Collected data:
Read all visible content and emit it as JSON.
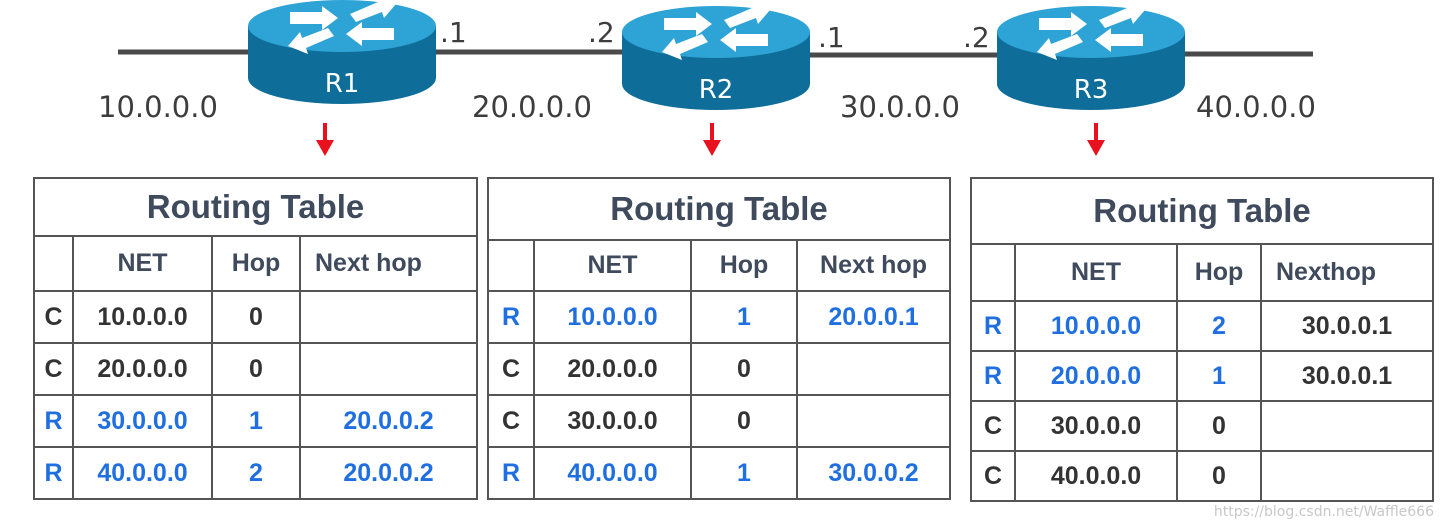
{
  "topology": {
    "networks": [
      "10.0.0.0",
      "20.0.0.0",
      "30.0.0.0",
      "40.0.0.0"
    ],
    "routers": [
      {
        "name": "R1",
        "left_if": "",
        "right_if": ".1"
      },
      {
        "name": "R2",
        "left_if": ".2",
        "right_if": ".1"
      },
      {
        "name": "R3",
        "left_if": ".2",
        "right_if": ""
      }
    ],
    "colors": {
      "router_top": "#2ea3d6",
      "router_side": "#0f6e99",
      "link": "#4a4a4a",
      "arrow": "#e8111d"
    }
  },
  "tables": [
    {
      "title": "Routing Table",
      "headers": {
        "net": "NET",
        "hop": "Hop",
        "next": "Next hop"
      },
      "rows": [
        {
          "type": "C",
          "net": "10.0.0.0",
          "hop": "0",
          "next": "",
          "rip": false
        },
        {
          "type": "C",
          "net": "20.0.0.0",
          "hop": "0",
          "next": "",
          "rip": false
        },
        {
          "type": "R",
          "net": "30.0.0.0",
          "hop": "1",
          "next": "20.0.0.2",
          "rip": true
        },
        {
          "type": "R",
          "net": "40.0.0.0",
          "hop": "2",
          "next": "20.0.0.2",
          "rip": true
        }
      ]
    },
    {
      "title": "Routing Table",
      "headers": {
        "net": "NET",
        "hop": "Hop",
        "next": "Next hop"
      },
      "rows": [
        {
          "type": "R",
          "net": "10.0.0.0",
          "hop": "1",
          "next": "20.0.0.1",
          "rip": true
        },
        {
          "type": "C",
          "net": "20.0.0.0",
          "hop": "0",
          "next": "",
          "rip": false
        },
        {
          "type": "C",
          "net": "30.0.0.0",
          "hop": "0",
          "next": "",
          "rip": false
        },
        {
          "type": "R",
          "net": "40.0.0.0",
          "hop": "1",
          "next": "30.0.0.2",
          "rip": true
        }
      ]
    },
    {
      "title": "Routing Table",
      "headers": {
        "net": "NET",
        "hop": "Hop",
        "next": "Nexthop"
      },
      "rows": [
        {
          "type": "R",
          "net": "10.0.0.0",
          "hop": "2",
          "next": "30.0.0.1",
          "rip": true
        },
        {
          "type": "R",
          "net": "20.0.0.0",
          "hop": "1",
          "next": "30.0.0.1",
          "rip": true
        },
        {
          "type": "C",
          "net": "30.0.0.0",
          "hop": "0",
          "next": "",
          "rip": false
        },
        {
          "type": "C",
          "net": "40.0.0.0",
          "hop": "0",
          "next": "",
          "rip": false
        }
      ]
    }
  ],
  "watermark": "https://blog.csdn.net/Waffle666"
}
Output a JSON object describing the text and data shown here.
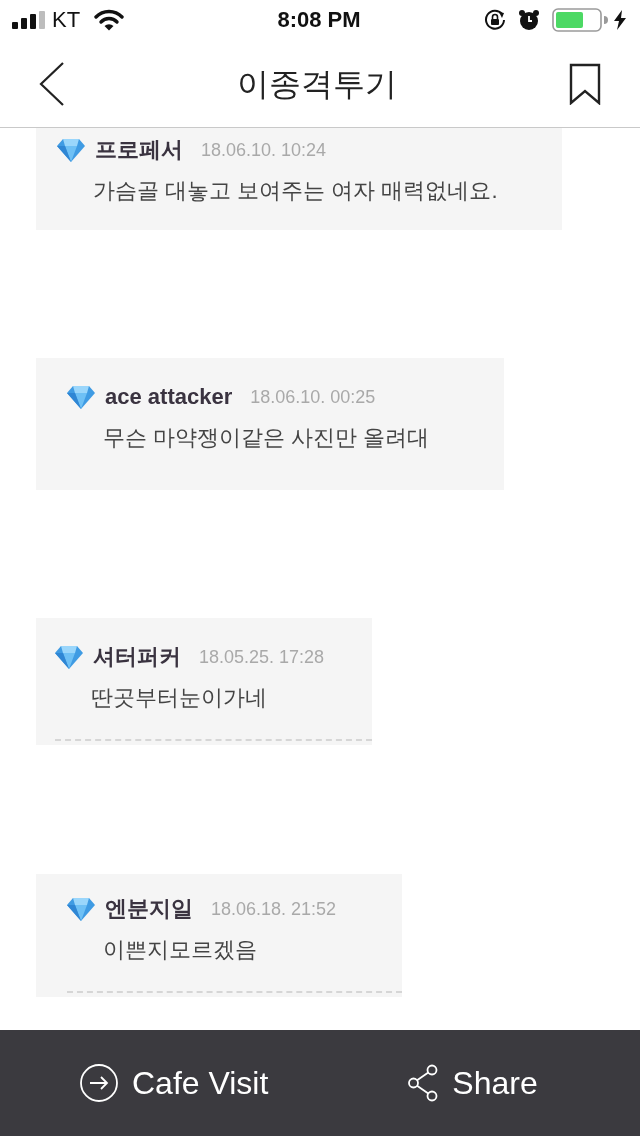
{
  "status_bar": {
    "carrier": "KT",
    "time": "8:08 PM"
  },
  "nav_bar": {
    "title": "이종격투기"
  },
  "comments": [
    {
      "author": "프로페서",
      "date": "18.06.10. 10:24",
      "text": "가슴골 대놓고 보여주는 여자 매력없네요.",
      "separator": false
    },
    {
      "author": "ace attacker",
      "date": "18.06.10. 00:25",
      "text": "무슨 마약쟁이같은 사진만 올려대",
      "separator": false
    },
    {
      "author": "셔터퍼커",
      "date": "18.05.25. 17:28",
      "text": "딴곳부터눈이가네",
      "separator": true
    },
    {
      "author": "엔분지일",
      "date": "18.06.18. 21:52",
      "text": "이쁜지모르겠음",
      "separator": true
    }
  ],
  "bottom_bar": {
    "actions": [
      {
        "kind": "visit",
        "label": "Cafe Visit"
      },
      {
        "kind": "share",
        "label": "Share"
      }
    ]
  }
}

WRITTEN EXERCISE: Copy the material above in full and exactly, skipping pictures.

FULL RESPONSE:
Read all visible content and emit it as JSON.
{
  "topology": {
    "networks": [
      "10.0.0.0",
      "20.0.0.0",
      "30.0.0.0",
      "40.0.0.0"
    ],
    "routers": [
      {
        "name": "R1",
        "left_if": "",
        "right_if": ".1"
      },
      {
        "name": "R2",
        "left_if": ".2",
        "right_if": ".1"
      },
      {
        "name": "R3",
        "left_if": ".2",
        "right_if": ""
      }
    ],
    "colors": {
      "router_top": "#2ea3d6",
      "router_side": "#0f6e99",
      "link": "#4a4a4a",
      "arrow": "#e8111d"
    }
  },
  "tables": [
    {
      "title": "Routing Table",
      "headers": {
        "net": "NET",
        "hop": "Hop",
        "next": "Next hop"
      },
      "rows": [
        {
          "type": "C",
          "net": "10.0.0.0",
          "hop": "0",
          "next": "",
          "rip": false
        },
        {
          "type": "C",
          "net": "20.0.0.0",
          "hop": "0",
          "next": "",
          "rip": false
        },
        {
          "type": "R",
          "net": "30.0.0.0",
          "hop": "1",
          "next": "20.0.0.2",
          "rip": true
        },
        {
          "type": "R",
          "net": "40.0.0.0",
          "hop": "2",
          "next": "20.0.0.2",
          "rip": true
        }
      ]
    },
    {
      "title": "Routing Table",
      "headers": {
        "net": "NET",
        "hop": "Hop",
        "next": "Next hop"
      },
      "rows": [
        {
          "type": "R",
          "net": "10.0.0.0",
          "hop": "1",
          "next": "20.0.0.1",
          "rip": true
        },
        {
          "type": "C",
          "net": "20.0.0.0",
          "hop": "0",
          "next": "",
          "rip": false
        },
        {
          "type": "C",
          "net": "30.0.0.0",
          "hop": "0",
          "next": "",
          "rip": false
        },
        {
          "type": "R",
          "net": "40.0.0.0",
          "hop": "1",
          "next": "30.0.0.2",
          "rip": true
        }
      ]
    },
    {
      "title": "Routing Table",
      "headers": {
        "net": "NET",
        "hop": "Hop",
        "next": "Nexthop"
      },
      "rows": [
        {
          "type": "R",
          "net": "10.0.0.0",
          "hop": "2",
          "next": "30.0.0.1",
          "rip": true
        },
        {
          "type": "R",
          "net": "20.0.0.0",
          "hop": "1",
          "next": "30.0.0.1",
          "rip": true
        },
        {
          "type": "C",
          "net": "30.0.0.0",
          "hop": "0",
          "next": "",
          "rip": false
        },
        {
          "type": "C",
          "net": "40.0.0.0",
          "hop": "0",
          "next": "",
          "rip": false
        }
      ]
    }
  ],
  "watermark": "https://blog.csdn.net/Waffle666"
}
Output a JSON object describing the text and data shown here.
{
  "status_bar": {
    "carrier": "KT",
    "time": "8:08 PM"
  },
  "nav_bar": {
    "title": "이종격투기"
  },
  "comments": [
    {
      "author": "프로페서",
      "date": "18.06.10. 10:24",
      "text": "가슴골 대놓고 보여주는 여자 매력없네요.",
      "separator": false
    },
    {
      "author": "ace attacker",
      "date": "18.06.10. 00:25",
      "text": "무슨 마약쟁이같은 사진만 올려대",
      "separator": false
    },
    {
      "author": "셔터퍼커",
      "date": "18.05.25. 17:28",
      "text": "딴곳부터눈이가네",
      "separator": true
    },
    {
      "author": "엔분지일",
      "date": "18.06.18. 21:52",
      "text": "이쁜지모르겠음",
      "separator": true
    }
  ],
  "bottom_bar": {
    "actions": [
      {
        "kind": "visit",
        "label": "Cafe Visit"
      },
      {
        "kind": "share",
        "label": "Share"
      }
    ]
  }
}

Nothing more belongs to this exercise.